◆ **Extracted data entries**:
--------
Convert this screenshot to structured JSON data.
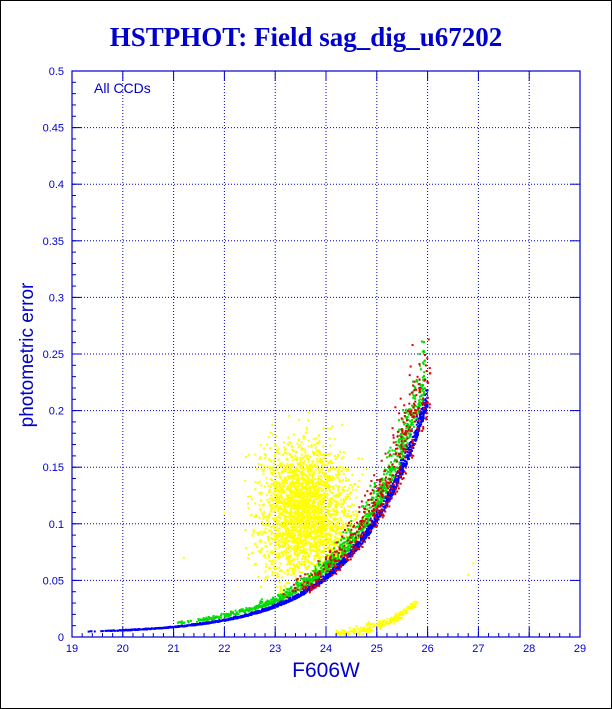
{
  "title": "HSTPHOT: Field sag_dig_u67202",
  "colors": {
    "axis": "#0000cc",
    "title": "#0000cc",
    "grid": "#0000cc",
    "series": {
      "yellow": "#ffff00",
      "red": "#e00000",
      "blue": "#0000ff",
      "green": "#00dd00",
      "black": "#000000"
    }
  },
  "chart_data": {
    "type": "scatter",
    "title": "HSTPHOT: Field sag_dig_u67202",
    "xlabel": "F606W",
    "ylabel": "photometric error",
    "annotation": "All CCDs",
    "xlim": [
      19,
      29
    ],
    "ylim": [
      0,
      0.5
    ],
    "xticks": [
      "19",
      "20",
      "21",
      "22",
      "23",
      "24",
      "25",
      "26",
      "27",
      "28",
      "29"
    ],
    "yticks": [
      "0",
      "0.05",
      "0.1",
      "0.15",
      "0.2",
      "0.25",
      "0.3",
      "0.35",
      "0.4",
      "0.45",
      "0.5"
    ],
    "grid": true,
    "series": [
      {
        "color": "yellow",
        "components": [
          {
            "kind": "cloud",
            "x_range": [
              22.4,
              25.2
            ],
            "y_range": [
              0.035,
              0.21
            ],
            "center": [
              23.6,
              0.11
            ]
          },
          {
            "kind": "faint-sequence",
            "x_range": [
              24.2,
              25.8
            ],
            "y_range": [
              0.003,
              0.03
            ]
          },
          {
            "kind": "outliers",
            "points": [
              [
                21.2,
                0.07
              ],
              [
                22.0,
                0.11
              ],
              [
                26.8,
                0.055
              ],
              [
                26.9,
                0.065
              ],
              [
                23.4,
                0.16
              ]
            ]
          }
        ]
      },
      {
        "color": "blue",
        "components": [
          {
            "kind": "main-sequence",
            "x_range": [
              19.3,
              26.0
            ],
            "y_range": [
              0.003,
              0.215
            ]
          }
        ]
      },
      {
        "color": "green",
        "components": [
          {
            "kind": "main-sequence-upper-edge",
            "x_range": [
              21.0,
              26.0
            ],
            "y_range": [
              0.012,
              0.215
            ]
          }
        ]
      },
      {
        "color": "red",
        "components": [
          {
            "kind": "scatter-near-sequence",
            "x_range": [
              23.3,
              26.0
            ],
            "y_range": [
              0.04,
              0.21
            ]
          }
        ]
      }
    ]
  }
}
--------
◆ **Written request**:
Review the preceding data and report every line that includes the string "HSTPHOT".

◆ **Written response**:
  "title": "HSTPHOT: Field sag_dig_u67202",
    "title": "HSTPHOT: Field sag_dig_u67202",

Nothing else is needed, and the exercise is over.